Resume the memorial timeline of Josh's life and Capital Factory, writing what follows its last entry on the City of Laredo's proclamation.

SELECTED EXCERPT:
● ● ● ● ● ● ●

With Sam Decker and Bryan Menell, Josh co-founds Capital Factory — first a summer mentorship program, leading to a demo day, leading to funding. As one obituary put it: from that moment on, he found his purpose. (April 22, 2009 marks its public launch; the exact founding day is pending verification.)
At a table in the historic Driskill Hotel, Josh — then expanding Capital Factory — sat down with the founder of TexasCoworking.com, by then already well underway. Two Austin builders working the same idea from different angles, comparing notes — the connection that, years later, gave this memorial its home.
The portfolio grows: WP Engine (2010), OtherInbox acquired by Return Path (2011), Bazaarvoice's IPO (2012), Pingboard (2013) — alongside dozens of fast bets.
Capital Factory becomes the front door of Texas tech. It expands to Dallas, Houston, San Antonio, and Washington, DC; by PitchBook's count becomes the most active investor in Texas. Josh helps bring Army Futures Command to Austin, writes the Texas Startup Manifesto, and teaches entrepreneurship at UT Austin — an Eisenhower Fellow and Henry Crown Fellow along the way.
His last idea: building for the human and the agent at once. The framework lives on at agentsfirst.dev and across the network.
A business jet bound for Austin comes down on Loop 20 near Laredo. Josh, 50, does not survive; the five other people aboard do, including his young son. How Austin covered it →
One week on, the City of Laredo proclaims a day honoring the strangers who ran toward the burning plane and pulled the survivors free.

● ● ● ● ● ● ●

DATA RECORDS:
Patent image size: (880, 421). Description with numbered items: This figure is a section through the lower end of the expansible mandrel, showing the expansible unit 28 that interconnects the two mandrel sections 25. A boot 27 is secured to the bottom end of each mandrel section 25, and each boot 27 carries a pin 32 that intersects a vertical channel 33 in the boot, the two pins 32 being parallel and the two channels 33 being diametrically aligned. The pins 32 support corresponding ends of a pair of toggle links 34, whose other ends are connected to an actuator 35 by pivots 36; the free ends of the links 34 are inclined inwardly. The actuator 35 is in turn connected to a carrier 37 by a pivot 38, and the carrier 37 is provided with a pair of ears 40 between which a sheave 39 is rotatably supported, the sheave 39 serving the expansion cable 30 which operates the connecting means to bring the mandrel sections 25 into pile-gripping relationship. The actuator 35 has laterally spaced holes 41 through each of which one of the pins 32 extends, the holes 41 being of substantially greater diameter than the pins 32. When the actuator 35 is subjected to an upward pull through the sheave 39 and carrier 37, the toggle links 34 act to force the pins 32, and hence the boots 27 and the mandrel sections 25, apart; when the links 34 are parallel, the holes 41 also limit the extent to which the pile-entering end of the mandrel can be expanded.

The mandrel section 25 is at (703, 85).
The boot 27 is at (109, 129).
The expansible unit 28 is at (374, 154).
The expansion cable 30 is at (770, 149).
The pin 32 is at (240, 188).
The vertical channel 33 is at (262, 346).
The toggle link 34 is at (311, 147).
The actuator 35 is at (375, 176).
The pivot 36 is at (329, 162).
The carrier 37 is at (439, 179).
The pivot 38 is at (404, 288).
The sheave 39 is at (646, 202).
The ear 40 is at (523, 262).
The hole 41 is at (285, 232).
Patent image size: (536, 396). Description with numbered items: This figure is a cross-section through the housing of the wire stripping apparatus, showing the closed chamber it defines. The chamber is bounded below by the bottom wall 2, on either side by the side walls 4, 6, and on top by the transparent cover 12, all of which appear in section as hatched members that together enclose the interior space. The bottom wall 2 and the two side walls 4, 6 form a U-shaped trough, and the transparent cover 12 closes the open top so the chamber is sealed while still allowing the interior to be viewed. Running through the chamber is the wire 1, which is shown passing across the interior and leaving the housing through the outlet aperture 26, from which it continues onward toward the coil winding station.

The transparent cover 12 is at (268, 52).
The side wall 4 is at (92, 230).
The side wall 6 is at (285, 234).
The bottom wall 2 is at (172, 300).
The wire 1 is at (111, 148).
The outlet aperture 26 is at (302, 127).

● ● ● ● ● ● ●

EXERCISE ANSWER:
A memorial service to be announced — and the scholarships, programs, and habits he leaves behind. The legacy taking shape →
Sources: Texas Monthly, Fortune, NBC 5 DFW, UT Austin Computer Science, the Austin Business Journal, and the community tributes gathered on this memorial. Corrections welcome — if you have an exact date for a milestone, it can be added.
Josh didn't build in a vacuum — he built on six decades of Austin betting on technology. The dates that set the stage, and the coworking wave he became the center of.
Entries marked est. are approximate, pending verification.
Tracor arrives; over the next decade IBM (1966), Texas Instruments (1969), and Motorola (1974) follow. UT opens the IC² Institute in 1977.
The MCC consortium (Microelectronics and Computer Technology Corporation) lands in Austin — the catalyst that turns the city into a tech hub.
A UT freshman named Michael Dell starts what becomes Dell — the template for the dorm-room company Josh would echo at Carnegie Mellon a decade later.
The SEMATECH semiconductor consortium is founded in Austin, anchoring the city's chip industry.
Tivoli Systems (founded 1989, acquired by IBM in 1996), Trilogy Software — where Josh took his first Austin job in 1996 — and the dot-com run that put Vignette on the public market in 1999.
BPI Systems, Inc. (3423 Guadalupe, Austin) built the leading early accounting software for the Apple II and IBM PC — a chief rival to Peachtree — and became the first personal-computer software company in America to go public, an Austin milestone decades before Capital Factory. It was already operating by 1981 (the federal case BPI Systems v. Leith); its General Accounting shipped for the Apple IIe in 1983. (Exact IPO year being confirmed.)
As the recession reshapes work, Austin's first shared workspaces open their doors — and in 2009, Josh opens Capital Factory, which becomes the community's hub.
TexasCoworking.com is established to chronicle and connect Austin's coworking community — the same year Capital Factory opens its doors, and months before that Driskill lunch with Josh. Years on, it would become the home of this memorial. (Its earliest Internet Archive snapshot is January 9, 2010.)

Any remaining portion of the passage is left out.